## What you have to do
Copy out every line exactly as given.

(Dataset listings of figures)
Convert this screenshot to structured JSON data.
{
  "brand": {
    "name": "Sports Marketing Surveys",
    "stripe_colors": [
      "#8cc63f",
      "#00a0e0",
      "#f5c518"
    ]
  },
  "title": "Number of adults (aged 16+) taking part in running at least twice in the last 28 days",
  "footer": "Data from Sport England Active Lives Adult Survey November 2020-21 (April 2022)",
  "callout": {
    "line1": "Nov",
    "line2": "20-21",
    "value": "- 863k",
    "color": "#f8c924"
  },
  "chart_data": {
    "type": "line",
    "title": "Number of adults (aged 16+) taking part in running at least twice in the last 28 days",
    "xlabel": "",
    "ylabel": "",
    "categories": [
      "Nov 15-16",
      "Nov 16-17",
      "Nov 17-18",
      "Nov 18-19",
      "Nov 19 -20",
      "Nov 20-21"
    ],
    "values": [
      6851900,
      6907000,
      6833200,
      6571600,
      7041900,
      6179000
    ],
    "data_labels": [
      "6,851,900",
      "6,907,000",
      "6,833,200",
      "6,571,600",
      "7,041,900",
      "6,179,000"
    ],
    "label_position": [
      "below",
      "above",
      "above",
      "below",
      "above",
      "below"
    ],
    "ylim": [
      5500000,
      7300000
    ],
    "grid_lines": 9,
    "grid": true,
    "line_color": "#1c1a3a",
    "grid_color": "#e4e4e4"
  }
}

## Task response
Convert this screenshot to structured JSON data.
{
  "brand": {
    "name": "Sports Marketing Surveys",
    "stripe_colors": [
      "#8cc63f",
      "#00a0e0",
      "#f5c518"
    ]
  },
  "title": "Number of adults (aged 16+) taking part in running at least twice in the last 28 days",
  "footer": "Data from Sport England Active Lives Adult Survey November 2020-21 (April 2022)",
  "callout": {
    "line1": "Nov",
    "line2": "20-21",
    "value": "- 863k",
    "color": "#f8c924"
  },
  "chart_data": {
    "type": "line",
    "title": "Number of adults (aged 16+) taking part in running at least twice in the last 28 days",
    "xlabel": "",
    "ylabel": "",
    "categories": [
      "Nov 15-16",
      "Nov 16-17",
      "Nov 17-18",
      "Nov 18-19",
      "Nov 19 -20",
      "Nov 20-21"
    ],
    "values": [
      6851900,
      6907000,
      6833200,
      6571600,
      7041900,
      6179000
    ],
    "data_labels": [
      "6,851,900",
      "6,907,000",
      "6,833,200",
      "6,571,600",
      "7,041,900",
      "6,179,000"
    ],
    "label_position": [
      "below",
      "above",
      "above",
      "below",
      "above",
      "below"
    ],
    "ylim": [
      5500000,
      7300000
    ],
    "grid_lines": 9,
    "grid": true,
    "line_color": "#1c1a3a",
    "grid_color": "#e4e4e4"
  }
}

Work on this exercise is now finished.